┌────────

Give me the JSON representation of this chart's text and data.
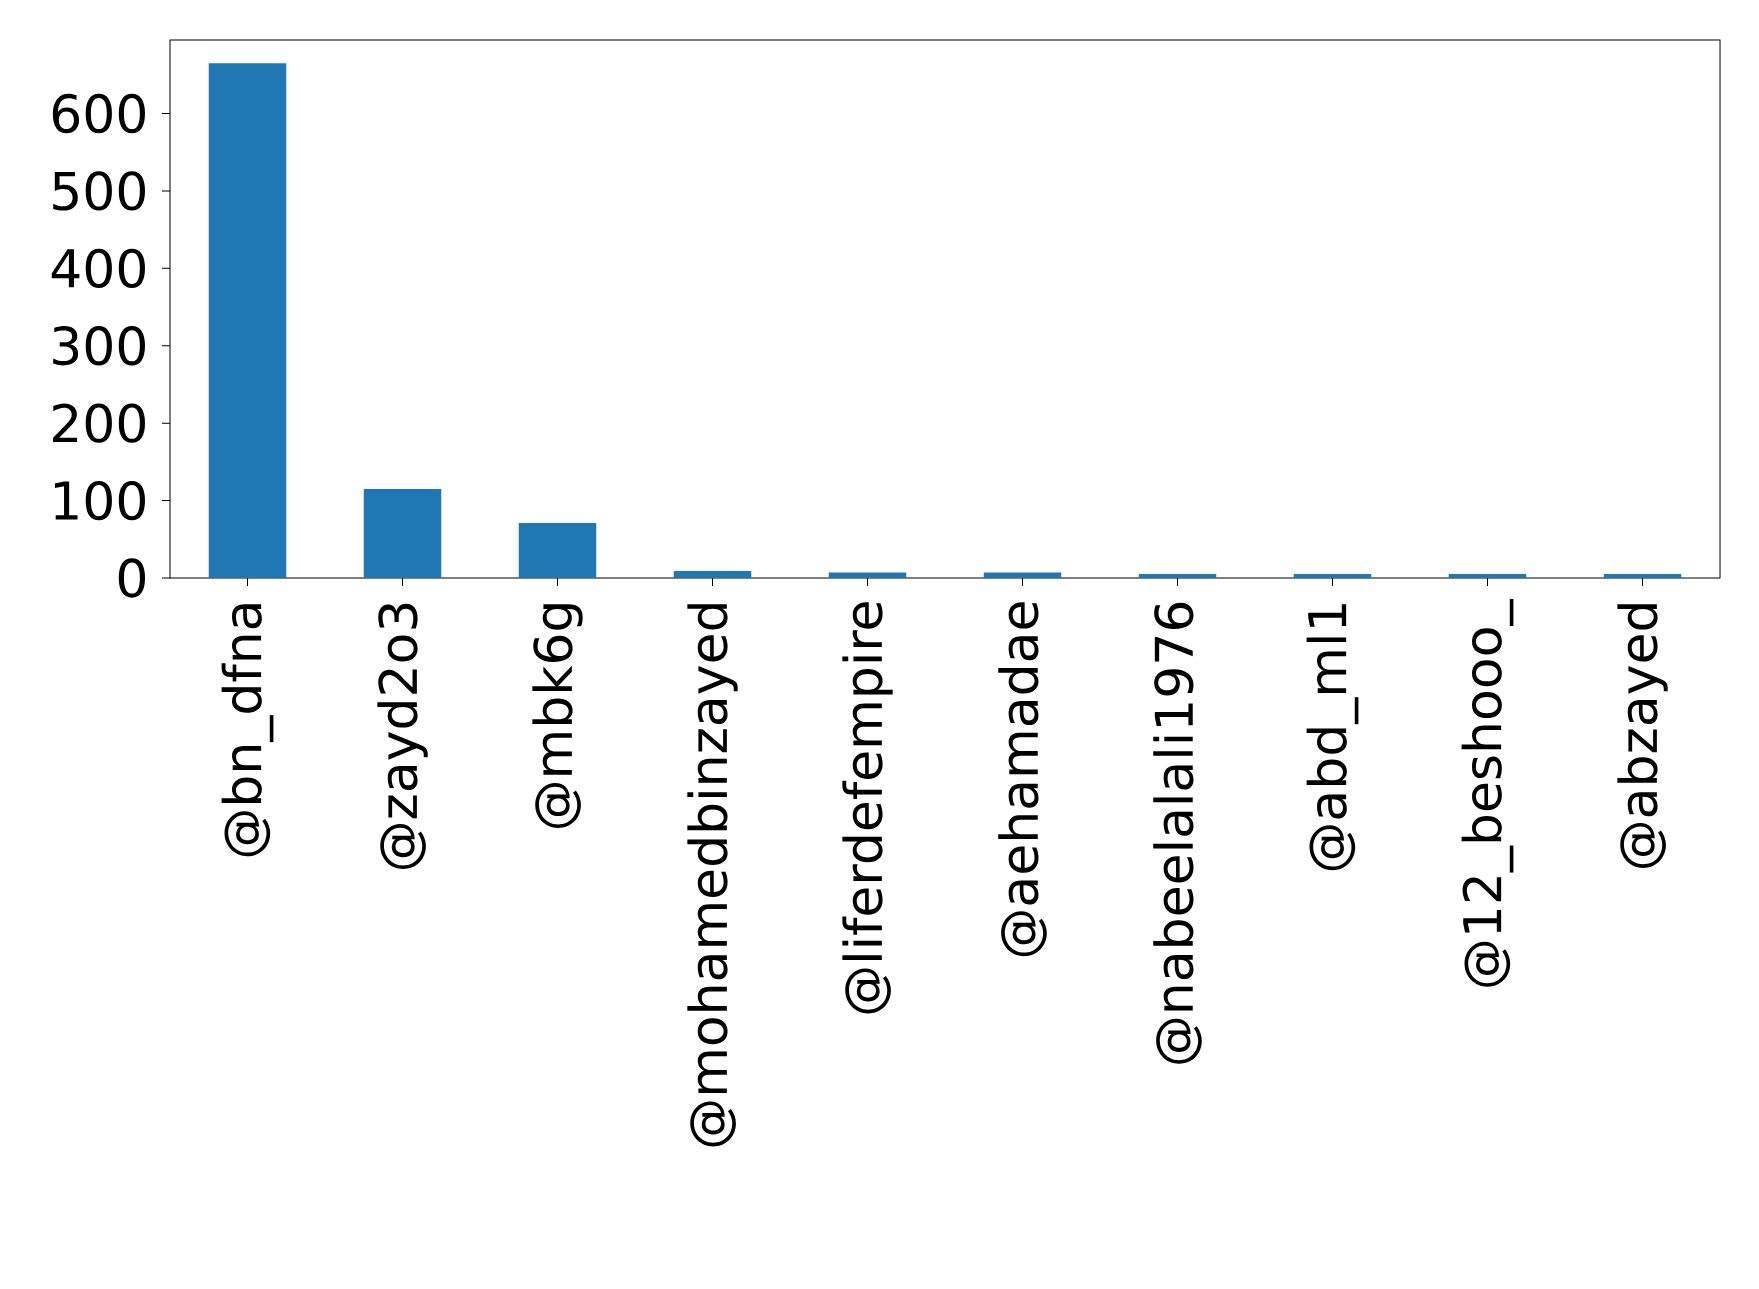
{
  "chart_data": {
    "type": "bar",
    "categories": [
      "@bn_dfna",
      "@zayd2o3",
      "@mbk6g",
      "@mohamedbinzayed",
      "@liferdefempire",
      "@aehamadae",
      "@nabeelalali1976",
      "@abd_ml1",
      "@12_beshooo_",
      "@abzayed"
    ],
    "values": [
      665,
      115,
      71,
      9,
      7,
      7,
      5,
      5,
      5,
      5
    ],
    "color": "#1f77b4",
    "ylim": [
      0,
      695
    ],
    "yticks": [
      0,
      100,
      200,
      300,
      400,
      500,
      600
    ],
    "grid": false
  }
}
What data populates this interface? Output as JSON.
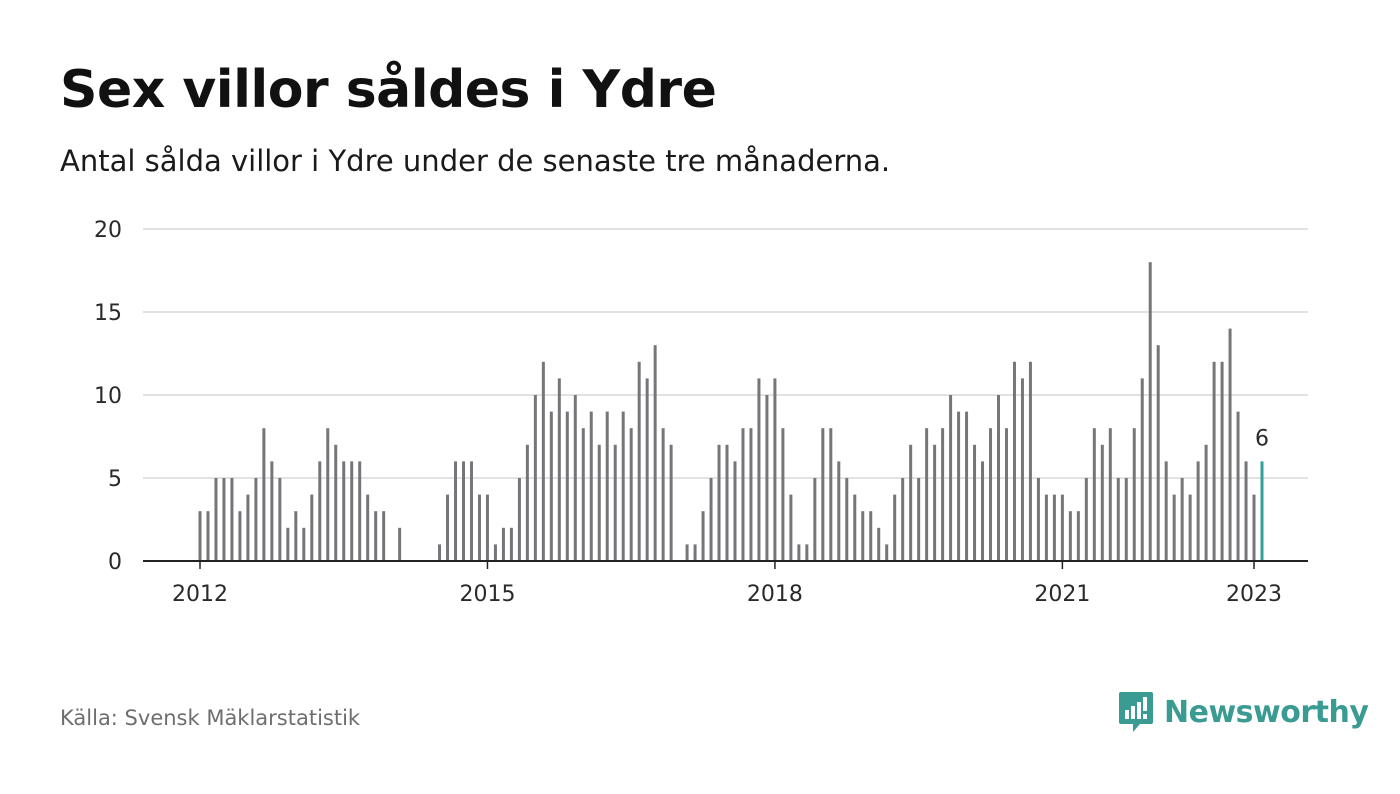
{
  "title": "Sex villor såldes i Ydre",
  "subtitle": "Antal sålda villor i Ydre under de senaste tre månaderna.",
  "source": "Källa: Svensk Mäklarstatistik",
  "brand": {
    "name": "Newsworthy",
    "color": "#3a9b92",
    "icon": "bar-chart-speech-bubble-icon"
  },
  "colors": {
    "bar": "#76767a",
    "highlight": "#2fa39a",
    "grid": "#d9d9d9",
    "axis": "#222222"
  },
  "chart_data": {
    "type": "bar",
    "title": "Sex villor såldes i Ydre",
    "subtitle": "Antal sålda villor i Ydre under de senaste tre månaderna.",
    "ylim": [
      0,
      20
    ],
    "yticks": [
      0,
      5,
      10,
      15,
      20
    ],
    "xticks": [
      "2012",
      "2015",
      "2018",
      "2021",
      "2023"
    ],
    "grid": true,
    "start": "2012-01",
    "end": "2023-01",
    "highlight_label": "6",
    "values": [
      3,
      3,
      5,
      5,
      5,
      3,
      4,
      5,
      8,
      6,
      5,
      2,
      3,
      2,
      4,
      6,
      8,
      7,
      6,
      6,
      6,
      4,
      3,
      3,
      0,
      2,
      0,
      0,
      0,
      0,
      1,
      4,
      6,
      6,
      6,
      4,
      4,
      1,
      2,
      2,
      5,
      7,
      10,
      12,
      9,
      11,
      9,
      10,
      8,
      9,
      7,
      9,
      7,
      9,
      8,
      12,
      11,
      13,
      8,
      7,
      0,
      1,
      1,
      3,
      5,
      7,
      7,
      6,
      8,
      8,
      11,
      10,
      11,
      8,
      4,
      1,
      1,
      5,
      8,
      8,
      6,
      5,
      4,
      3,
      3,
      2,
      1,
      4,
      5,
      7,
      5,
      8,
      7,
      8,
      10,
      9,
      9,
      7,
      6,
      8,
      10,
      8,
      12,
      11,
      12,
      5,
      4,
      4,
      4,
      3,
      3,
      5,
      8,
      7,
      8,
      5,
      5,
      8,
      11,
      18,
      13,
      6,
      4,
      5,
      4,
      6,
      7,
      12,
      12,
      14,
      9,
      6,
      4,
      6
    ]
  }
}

└────────

Your objective: Reproduce every line above as written, skipping pictures.

Expected answer:
Give me the JSON representation of this chart's text and data.
{
  "chart_data": {
    "type": "bar",
    "categories": [
      "@bn_dfna",
      "@zayd2o3",
      "@mbk6g",
      "@mohamedbinzayed",
      "@liferdefempire",
      "@aehamadae",
      "@nabeelalali1976",
      "@abd_ml1",
      "@12_beshooo_",
      "@abzayed"
    ],
    "values": [
      665,
      115,
      71,
      9,
      7,
      7,
      5,
      5,
      5,
      5
    ],
    "color": "#1f77b4",
    "ylim": [
      0,
      695
    ],
    "yticks": [
      0,
      100,
      200,
      300,
      400,
      500,
      600
    ],
    "grid": false
  }
}
What data populates this interface? Output as JSON.
{
  "title": "Sex villor såldes i Ydre",
  "subtitle": "Antal sålda villor i Ydre under de senaste tre månaderna.",
  "source": "Källa: Svensk Mäklarstatistik",
  "brand": {
    "name": "Newsworthy",
    "color": "#3a9b92",
    "icon": "bar-chart-speech-bubble-icon"
  },
  "colors": {
    "bar": "#76767a",
    "highlight": "#2fa39a",
    "grid": "#d9d9d9",
    "axis": "#222222"
  },
  "chart_data": {
    "type": "bar",
    "title": "Sex villor såldes i Ydre",
    "subtitle": "Antal sålda villor i Ydre under de senaste tre månaderna.",
    "ylim": [
      0,
      20
    ],
    "yticks": [
      0,
      5,
      10,
      15,
      20
    ],
    "xticks": [
      "2012",
      "2015",
      "2018",
      "2021",
      "2023"
    ],
    "grid": true,
    "start": "2012-01",
    "end": "2023-01",
    "highlight_label": "6",
    "values": [
      3,
      3,
      5,
      5,
      5,
      3,
      4,
      5,
      8,
      6,
      5,
      2,
      3,
      2,
      4,
      6,
      8,
      7,
      6,
      6,
      6,
      4,
      3,
      3,
      0,
      2,
      0,
      0,
      0,
      0,
      1,
      4,
      6,
      6,
      6,
      4,
      4,
      1,
      2,
      2,
      5,
      7,
      10,
      12,
      9,
      11,
      9,
      10,
      8,
      9,
      7,
      9,
      7,
      9,
      8,
      12,
      11,
      13,
      8,
      7,
      0,
      1,
      1,
      3,
      5,
      7,
      7,
      6,
      8,
      8,
      11,
      10,
      11,
      8,
      4,
      1,
      1,
      5,
      8,
      8,
      6,
      5,
      4,
      3,
      3,
      2,
      1,
      4,
      5,
      7,
      5,
      8,
      7,
      8,
      10,
      9,
      9,
      7,
      6,
      8,
      10,
      8,
      12,
      11,
      12,
      5,
      4,
      4,
      4,
      3,
      3,
      5,
      8,
      7,
      8,
      5,
      5,
      8,
      11,
      18,
      13,
      6,
      4,
      5,
      4,
      6,
      7,
      12,
      12,
      14,
      9,
      6,
      4,
      6
    ]
  }
}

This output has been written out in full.